▼

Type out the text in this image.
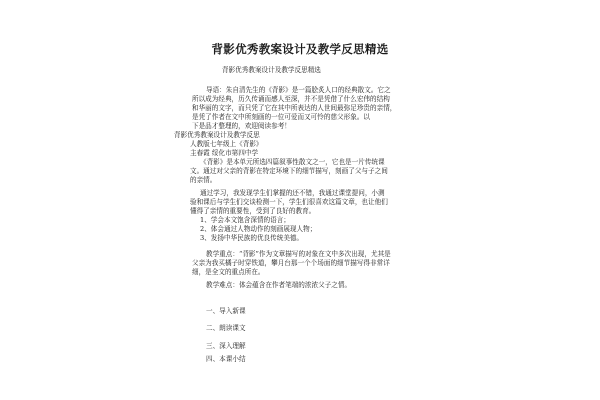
背影优秀教案设计及教学反思精选
背影优秀教案设计及教学反思精选
导语：朱自清先生的《背影》是一篇脍炙人口的经典散文。它之
所以成为经典，历久传诵而感人至深，并不是凭借了什么宏伟的结构
和华丽的文字，而只凭了它在其中所表达的人世间最弥足珍贵的亲情，
是凭了作者在文中所刻画的一位可爱而又可怜的慈父形象。以
下是品才整理的，欢迎阅读参考！
背影优秀教案设计及教学反思
人教版七年级上《背影》
主春霞 绥化市第四中学
《背影》是本单元所选四篇叙事性散文之一，它也是一片传统课
文。通过对父亲的背影在特定环境下的细节描写，刻画了父与子之间
的亲情。
通过学习，我发现学生们掌握的还不错，我通过课堂提问，小测
验和课后与学生们交谈检测一下，学生们很喜欢这篇文章，也让他们
懂得了亲情的重要性，受到了良好的教育。
1、学会本文饱含深情的语言；
2、体会通过人物动作的刻画展现人物；
3、发扬中华民族的优良传统美德。
教学重点：“背影”作为文章描写的对象在文中多次出现，尤其是
父亲为我买橘子时穿铁道，攀月台那一个个场面的细节描写得非常详
细，是全文的重点所在。
教学难点：体会蕴含在作者笔端的浓浓父子之情。
一、导入新课
二、朗读课文
三、深入理解
四、本课小结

▲

*REQUIREMENTS*
Except for the pictures, print the data above exactly.

*THE ANSWER*
Type out the text in this image.
背影优秀教案设计及教学反思精选
背影优秀教案设计及教学反思精选
导语：朱自清先生的《背影》是一篇脍炙人口的经典散文。它之
所以成为经典，历久传诵而感人至深，并不是凭借了什么宏伟的结构
和华丽的文字，而只凭了它在其中所表达的人世间最弥足珍贵的亲情，
是凭了作者在文中所刻画的一位可爱而又可怜的慈父形象。以
下是品才整理的，欢迎阅读参考！
背影优秀教案设计及教学反思
人教版七年级上《背影》
主春霞 绥化市第四中学
《背影》是本单元所选四篇叙事性散文之一，它也是一片传统课
文。通过对父亲的背影在特定环境下的细节描写，刻画了父与子之间
的亲情。
通过学习，我发现学生们掌握的还不错，我通过课堂提问，小测
验和课后与学生们交谈检测一下，学生们很喜欢这篇文章，也让他们
懂得了亲情的重要性，受到了良好的教育。
1、学会本文饱含深情的语言；
2、体会通过人物动作的刻画展现人物；
3、发扬中华民族的优良传统美德。
教学重点：“背影”作为文章描写的对象在文中多次出现，尤其是
父亲为我买橘子时穿铁道，攀月台那一个个场面的细节描写得非常详
细，是全文的重点所在。
教学难点：体会蕴含在作者笔端的浓浓父子之情。
一、导入新课
二、朗读课文
三、深入理解
四、本课小结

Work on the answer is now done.